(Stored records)
## begin

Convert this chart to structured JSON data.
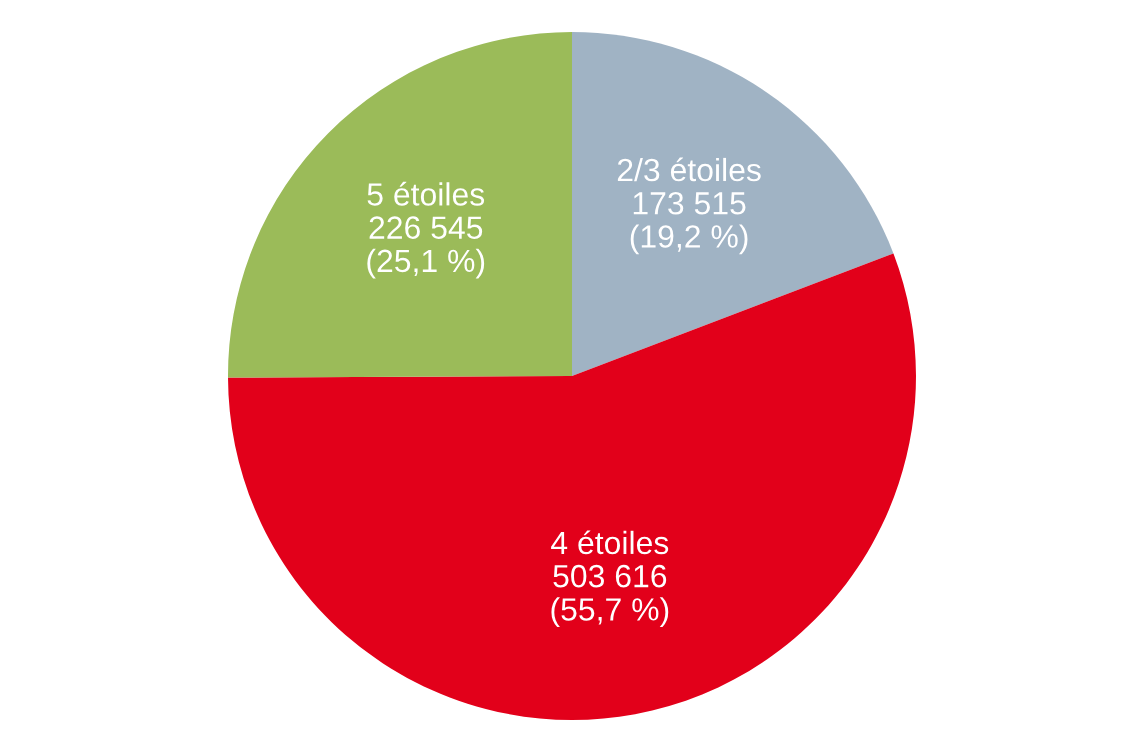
{
  "chart_data": {
    "type": "pie",
    "categories": [
      "2/3 étoiles",
      "4 étoiles",
      "5 étoiles"
    ],
    "values": [
      173515,
      503616,
      226545
    ],
    "colors": [
      "#a0b3c4",
      "#e2001a",
      "#9bbb59"
    ],
    "value_labels": [
      "173 515\n(19,2 %)",
      "503 616\n(55,7 %)",
      "226 545\n(25,1 %)"
    ],
    "legend": false
  }
}
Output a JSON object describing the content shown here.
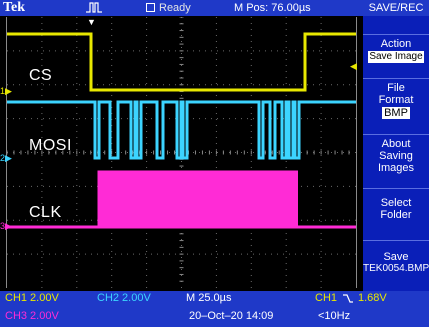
{
  "brand": "Tek",
  "acquisition": {
    "state": "Ready"
  },
  "horizontal_position": "M Pos: 76.00µs",
  "channel_labels": {
    "ch1": "CS",
    "ch2": "MOSI",
    "ch3": "CLK"
  },
  "channel_markers": {
    "ch1": "1",
    "ch2": "2",
    "ch3": "3"
  },
  "side_menu": {
    "title": "SAVE/REC",
    "items": [
      {
        "title": "Action",
        "value": "Save Image"
      },
      {
        "title": "File Format",
        "value": "BMP"
      },
      {
        "title": "About Saving Images",
        "value": ""
      },
      {
        "title": "Select Folder",
        "value": ""
      },
      {
        "title": "Save",
        "value": "TEK0054.BMP"
      }
    ]
  },
  "status": {
    "ch1": "CH1  2.00V",
    "ch2": "CH2  2.00V",
    "ch3": "CH3  2.00V",
    "timebase": "M 25.0µs",
    "datetime": "20–Oct–20 14:09",
    "trigger_source": "CH1",
    "trigger_level": "1.68V",
    "trigger_freq": "<10Hz"
  },
  "colors": {
    "ch1": "#e8e800",
    "ch2": "#3cd4ff",
    "ch3": "#ff2bd6",
    "bar": "#1f39c8",
    "menu": "#0a1fb8"
  },
  "icons": {
    "acquisition": "pulse-icon",
    "ready": "stop-square-icon",
    "trigger_position": "trigger-arrow-icon",
    "trigger_level": "trigger-level-arrow-icon",
    "trigger_slope": "falling-edge-icon"
  }
}
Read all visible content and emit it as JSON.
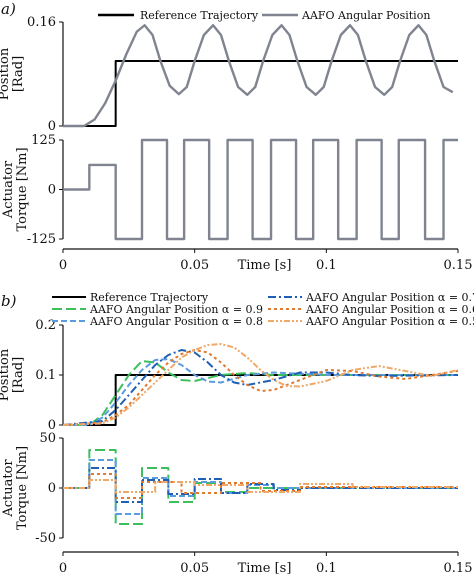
{
  "panels": {
    "a": "a)",
    "b": "b)"
  },
  "chart_data": [
    {
      "id": "a-position",
      "type": "line",
      "ylabel": "Position [Rad]",
      "xlim": [
        0,
        0.15
      ],
      "ylim": [
        0,
        0.16
      ],
      "yticks": [
        0,
        0.16
      ],
      "ytick_labels": [
        "0",
        "0.16"
      ],
      "legend": [
        "Reference Trajectory",
        "AAFO Angular Position"
      ],
      "legend_position": "top",
      "series": [
        {
          "name": "Reference Trajectory",
          "color": "#000000",
          "x": [
            0,
            0.02,
            0.02,
            0.15
          ],
          "y": [
            0,
            0,
            0.1,
            0.1
          ]
        },
        {
          "name": "AAFO Angular Position",
          "color": "#808490",
          "x": [
            0.0,
            0.008,
            0.012,
            0.016,
            0.02,
            0.024,
            0.028,
            0.031,
            0.034,
            0.037,
            0.0405,
            0.044,
            0.047,
            0.05,
            0.0535,
            0.057,
            0.06,
            0.063,
            0.0665,
            0.07,
            0.073,
            0.076,
            0.0795,
            0.083,
            0.086,
            0.089,
            0.0925,
            0.096,
            0.099,
            0.102,
            0.1055,
            0.109,
            0.112,
            0.115,
            0.1185,
            0.122,
            0.125,
            0.128,
            0.1315,
            0.135,
            0.138,
            0.141,
            0.1445,
            0.148
          ],
          "y": [
            0.0,
            0.0,
            0.01,
            0.035,
            0.07,
            0.11,
            0.145,
            0.155,
            0.14,
            0.1,
            0.062,
            0.049,
            0.06,
            0.1,
            0.14,
            0.155,
            0.14,
            0.1,
            0.06,
            0.048,
            0.06,
            0.1,
            0.14,
            0.155,
            0.14,
            0.1,
            0.06,
            0.048,
            0.06,
            0.1,
            0.14,
            0.155,
            0.14,
            0.1,
            0.06,
            0.048,
            0.06,
            0.1,
            0.14,
            0.155,
            0.14,
            0.1,
            0.06,
            0.052
          ]
        }
      ]
    },
    {
      "id": "a-torque",
      "type": "line",
      "ylabel": "Actuator Torque [Nm]",
      "xlabel": "Time [s]",
      "xlim": [
        0,
        0.15
      ],
      "ylim": [
        -125,
        125
      ],
      "yticks": [
        -125,
        0,
        125
      ],
      "ytick_labels": [
        "-125",
        "0",
        "125"
      ],
      "xticks": [
        0,
        0.05,
        0.1,
        0.15
      ],
      "xtick_labels": [
        "0",
        "0.05",
        "0.1",
        "0.15"
      ],
      "series": [
        {
          "name": "AAFO Angular Position",
          "color": "#808490",
          "x": [
            0.0,
            0.01,
            0.01,
            0.02,
            0.02,
            0.03,
            0.03,
            0.0395,
            0.0395,
            0.046,
            0.046,
            0.0555,
            0.0555,
            0.0625,
            0.0625,
            0.072,
            0.072,
            0.079,
            0.079,
            0.0885,
            0.0885,
            0.095,
            0.095,
            0.1045,
            0.1045,
            0.1115,
            0.1115,
            0.121,
            0.121,
            0.1275,
            0.1275,
            0.1375,
            0.1375,
            0.1445,
            0.1445,
            0.15
          ],
          "y": [
            0,
            0,
            62,
            62,
            -125,
            -125,
            125,
            125,
            -125,
            -125,
            125,
            125,
            -125,
            -125,
            125,
            125,
            -125,
            -125,
            125,
            125,
            -125,
            -125,
            125,
            125,
            -125,
            -125,
            125,
            125,
            -125,
            -125,
            125,
            125,
            -125,
            -125,
            125,
            125
          ]
        }
      ]
    },
    {
      "id": "b-position",
      "type": "line",
      "ylabel": "Position [Rad]",
      "xlim": [
        0,
        0.15
      ],
      "ylim": [
        0,
        0.2
      ],
      "yticks": [
        0,
        0.1,
        0.2
      ],
      "ytick_labels": [
        "0",
        "0.1",
        "0.2"
      ],
      "legend": [
        "Reference Trajectory",
        "AAFO Angular Position α = 0.9",
        "AAFO Angular Position α = 0.8",
        "AAFO Angular Position α = 0.7",
        "AAFO Angular Position α = 0.6",
        "AAFO Angular Position α = 0.5"
      ],
      "legend_position": "top",
      "series": [
        {
          "name": "Reference Trajectory",
          "color": "#000000",
          "dash": "solid",
          "x": [
            0,
            0.02,
            0.02,
            0.15
          ],
          "y": [
            0,
            0,
            0.1,
            0.1
          ]
        },
        {
          "name": "AAFO Angular Position α = 0.9",
          "color": "#3dbf5e",
          "dash": "long",
          "x": [
            0,
            0.01,
            0.015,
            0.02,
            0.025,
            0.03,
            0.035,
            0.04,
            0.045,
            0.05,
            0.06,
            0.07,
            0.08,
            0.1,
            0.12,
            0.15
          ],
          "y": [
            0,
            0,
            0.02,
            0.06,
            0.1,
            0.128,
            0.125,
            0.105,
            0.09,
            0.088,
            0.1,
            0.104,
            0.1,
            0.1,
            0.1,
            0.1
          ]
        },
        {
          "name": "AAFO Angular Position α = 0.8",
          "color": "#5b9be0",
          "dash": "dash",
          "x": [
            0,
            0.01,
            0.015,
            0.02,
            0.025,
            0.03,
            0.035,
            0.04,
            0.045,
            0.05,
            0.055,
            0.06,
            0.07,
            0.08,
            0.1,
            0.12,
            0.15
          ],
          "y": [
            0,
            0,
            0.015,
            0.045,
            0.08,
            0.11,
            0.13,
            0.132,
            0.12,
            0.1,
            0.087,
            0.085,
            0.1,
            0.105,
            0.1,
            0.1,
            0.1
          ]
        },
        {
          "name": "AAFO Angular Position α = 0.7",
          "color": "#1f5fb5",
          "dash": "dashdot",
          "x": [
            0,
            0.015,
            0.02,
            0.025,
            0.03,
            0.035,
            0.04,
            0.045,
            0.05,
            0.055,
            0.06,
            0.065,
            0.07,
            0.08,
            0.09,
            0.1,
            0.11,
            0.12,
            0.15
          ],
          "y": [
            0,
            0.008,
            0.03,
            0.06,
            0.09,
            0.12,
            0.14,
            0.15,
            0.145,
            0.125,
            0.1,
            0.085,
            0.08,
            0.09,
            0.105,
            0.105,
            0.1,
            0.098,
            0.1
          ]
        },
        {
          "name": "AAFO Angular Position α = 0.6",
          "color": "#e07a30",
          "dash": "dot",
          "x": [
            0,
            0.015,
            0.02,
            0.025,
            0.03,
            0.035,
            0.04,
            0.045,
            0.05,
            0.055,
            0.06,
            0.065,
            0.07,
            0.075,
            0.08,
            0.09,
            0.1,
            0.11,
            0.12,
            0.13,
            0.14,
            0.15
          ],
          "y": [
            0,
            0.005,
            0.02,
            0.04,
            0.07,
            0.1,
            0.125,
            0.142,
            0.15,
            0.145,
            0.125,
            0.1,
            0.08,
            0.068,
            0.07,
            0.09,
            0.11,
            0.108,
            0.097,
            0.092,
            0.1,
            0.108
          ]
        },
        {
          "name": "AAFO Angular Position α = 0.5",
          "color": "#f0a868",
          "dash": "dashdotdot",
          "x": [
            0,
            0.015,
            0.02,
            0.025,
            0.03,
            0.035,
            0.04,
            0.045,
            0.05,
            0.055,
            0.06,
            0.065,
            0.07,
            0.075,
            0.08,
            0.085,
            0.09,
            0.1,
            0.11,
            0.12,
            0.13,
            0.14,
            0.15
          ],
          "y": [
            0,
            0.003,
            0.015,
            0.035,
            0.06,
            0.085,
            0.11,
            0.135,
            0.15,
            0.16,
            0.162,
            0.155,
            0.135,
            0.11,
            0.09,
            0.078,
            0.077,
            0.088,
            0.11,
            0.118,
            0.108,
            0.098,
            0.11
          ]
        }
      ]
    },
    {
      "id": "b-torque",
      "type": "line",
      "ylabel": "Actuator Torque [Nm]",
      "xlabel": "Time [s]",
      "xlim": [
        0,
        0.15
      ],
      "ylim": [
        -50,
        50
      ],
      "yticks": [
        -50,
        0,
        50
      ],
      "ytick_labels": [
        "-50",
        "0",
        "50"
      ],
      "xticks": [
        0,
        0.05,
        0.1,
        0.15
      ],
      "xtick_labels": [
        "0",
        "0.05",
        "0.1",
        "0.15"
      ],
      "series": [
        {
          "name": "AAFO Angular Position α = 0.9",
          "color": "#3dbf5e",
          "dash": "long",
          "x": [
            0,
            0.01,
            0.01,
            0.02,
            0.02,
            0.03,
            0.03,
            0.04,
            0.04,
            0.05,
            0.05,
            0.06,
            0.06,
            0.07,
            0.07,
            0.15
          ],
          "y": [
            0,
            0,
            38,
            38,
            -36,
            -36,
            20,
            20,
            -14,
            -14,
            5,
            5,
            -4,
            -4,
            0,
            0
          ]
        },
        {
          "name": "AAFO Angular Position α = 0.8",
          "color": "#5b9be0",
          "dash": "dash",
          "x": [
            0,
            0.01,
            0.01,
            0.02,
            0.02,
            0.03,
            0.03,
            0.04,
            0.04,
            0.05,
            0.05,
            0.06,
            0.06,
            0.07,
            0.07,
            0.08,
            0.08,
            0.15
          ],
          "y": [
            0,
            0,
            28,
            28,
            -26,
            -26,
            10,
            10,
            -8,
            -8,
            6,
            6,
            -5,
            -5,
            3,
            3,
            0,
            0
          ]
        },
        {
          "name": "AAFO Angular Position α = 0.7",
          "color": "#1f5fb5",
          "dash": "dashdot",
          "x": [
            0,
            0.01,
            0.01,
            0.02,
            0.02,
            0.03,
            0.03,
            0.04,
            0.04,
            0.05,
            0.05,
            0.06,
            0.06,
            0.07,
            0.07,
            0.08,
            0.08,
            0.09,
            0.09,
            0.15
          ],
          "y": [
            0,
            0,
            20,
            20,
            -14,
            -14,
            8,
            8,
            -6,
            -6,
            9,
            9,
            -5,
            -5,
            4,
            4,
            -2,
            -2,
            0,
            0
          ]
        },
        {
          "name": "AAFO Angular Position α = 0.6",
          "color": "#e07a30",
          "dash": "dot",
          "x": [
            0,
            0.01,
            0.01,
            0.02,
            0.02,
            0.03,
            0.03,
            0.045,
            0.045,
            0.06,
            0.06,
            0.075,
            0.075,
            0.09,
            0.09,
            0.15
          ],
          "y": [
            0,
            0,
            14,
            14,
            -10,
            -10,
            6,
            6,
            -5,
            -5,
            5,
            5,
            -3,
            -3,
            1,
            1
          ]
        },
        {
          "name": "AAFO Angular Position α = 0.5",
          "color": "#f0a868",
          "dash": "dashdotdot",
          "x": [
            0,
            0.01,
            0.01,
            0.02,
            0.02,
            0.035,
            0.035,
            0.05,
            0.05,
            0.07,
            0.07,
            0.09,
            0.09,
            0.11,
            0.11,
            0.15
          ],
          "y": [
            0,
            0,
            8,
            8,
            -4,
            -4,
            6,
            6,
            3,
            3,
            -4,
            -4,
            4,
            4,
            1,
            1
          ]
        }
      ]
    }
  ]
}
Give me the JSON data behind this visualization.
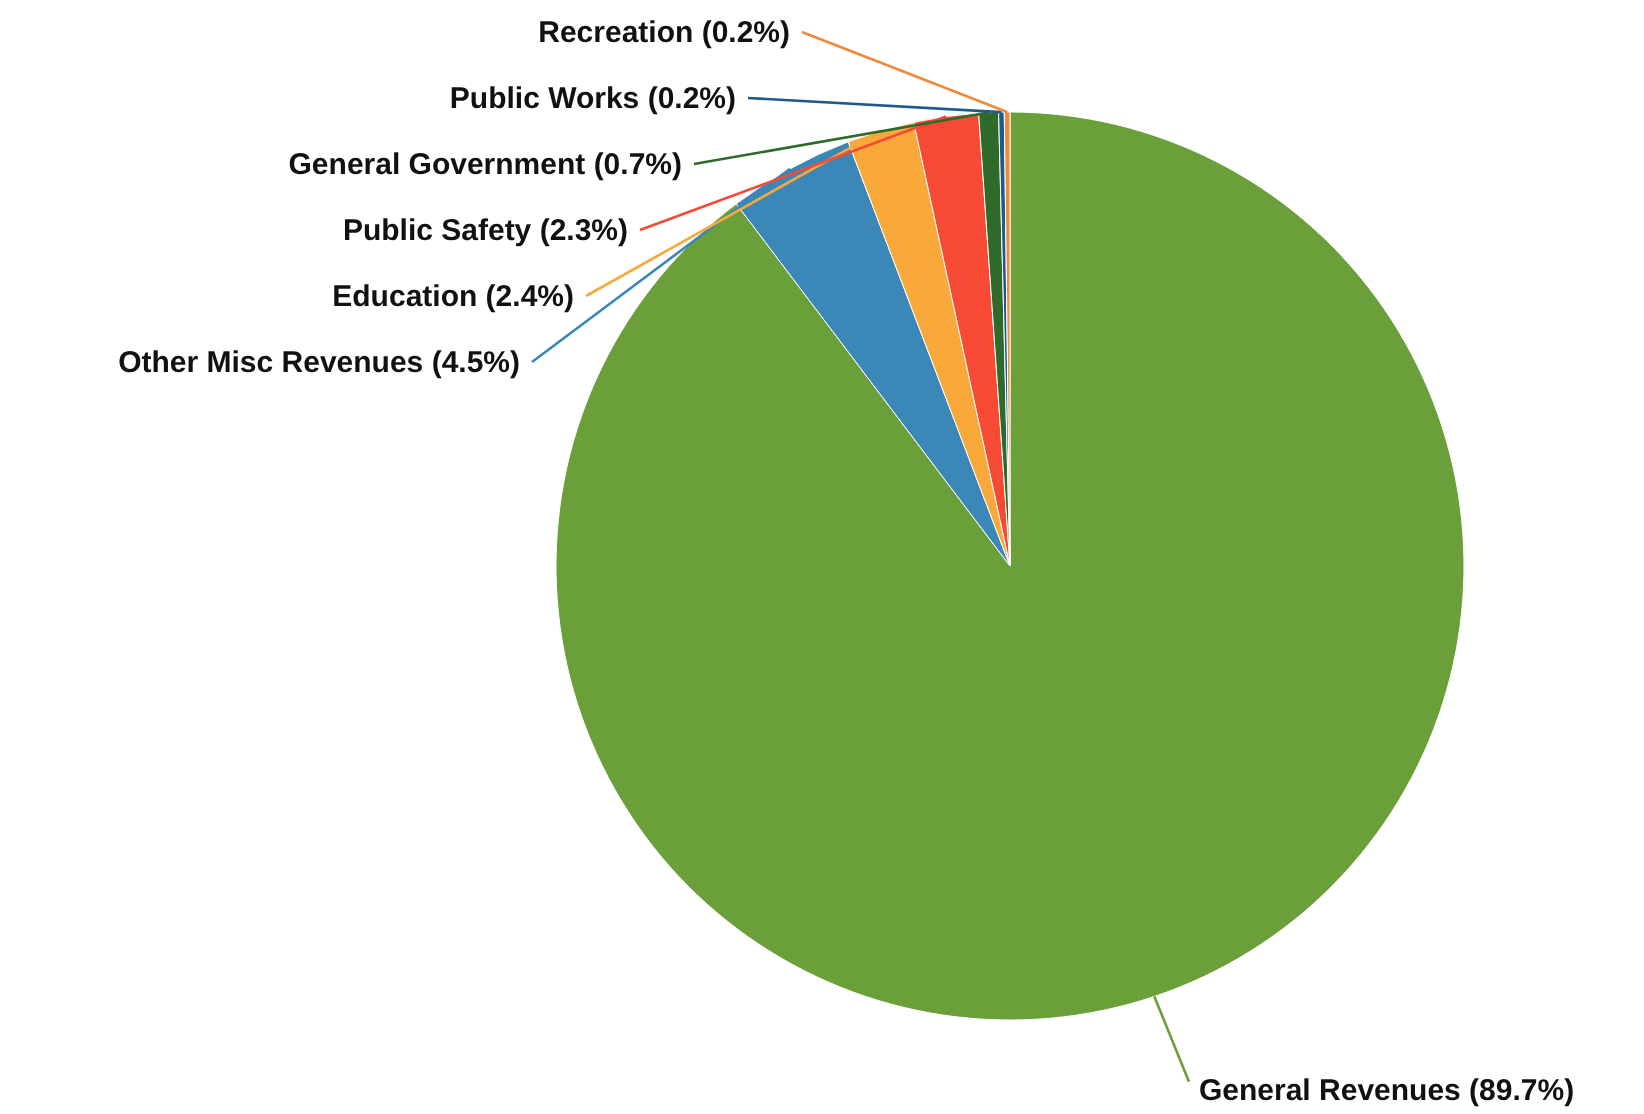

## end

INSTRUCTIONS FOR THE TASK. Scan the listing above. Gather each line that contains the word "JSON".

FULL RESPONSE.
Convert this chart to structured JSON data.
Output a JSON object describing the content shown here.
Read all visible content and emit it as JSON.
Give me the JSON data behind this visualization.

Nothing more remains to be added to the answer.